● What to do:
Locate the word "Thinks" in the material, then show every line that holds it.

● Exercise input:
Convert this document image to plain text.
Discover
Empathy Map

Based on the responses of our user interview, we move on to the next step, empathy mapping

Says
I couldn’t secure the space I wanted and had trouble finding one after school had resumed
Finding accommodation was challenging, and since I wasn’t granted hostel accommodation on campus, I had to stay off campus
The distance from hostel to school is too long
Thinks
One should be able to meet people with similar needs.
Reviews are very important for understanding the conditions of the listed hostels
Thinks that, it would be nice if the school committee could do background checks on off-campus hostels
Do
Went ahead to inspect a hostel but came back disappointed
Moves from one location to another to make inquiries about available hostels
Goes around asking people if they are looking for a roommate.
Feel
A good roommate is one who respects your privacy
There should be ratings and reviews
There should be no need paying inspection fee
--
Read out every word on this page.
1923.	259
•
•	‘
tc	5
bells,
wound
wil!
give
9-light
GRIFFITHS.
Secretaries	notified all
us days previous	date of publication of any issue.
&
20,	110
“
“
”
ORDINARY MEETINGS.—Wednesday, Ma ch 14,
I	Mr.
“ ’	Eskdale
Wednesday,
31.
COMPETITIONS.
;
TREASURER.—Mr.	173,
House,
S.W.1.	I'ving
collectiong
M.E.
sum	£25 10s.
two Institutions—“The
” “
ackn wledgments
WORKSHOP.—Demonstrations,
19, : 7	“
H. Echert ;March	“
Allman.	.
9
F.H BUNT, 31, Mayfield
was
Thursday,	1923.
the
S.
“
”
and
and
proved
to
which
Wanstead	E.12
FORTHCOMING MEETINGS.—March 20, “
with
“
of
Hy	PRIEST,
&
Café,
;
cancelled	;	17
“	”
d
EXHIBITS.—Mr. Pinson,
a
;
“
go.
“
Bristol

● Task solution:
Thinks
Thinks that, it would be nice if the school committee could do background checks on off-campus hostels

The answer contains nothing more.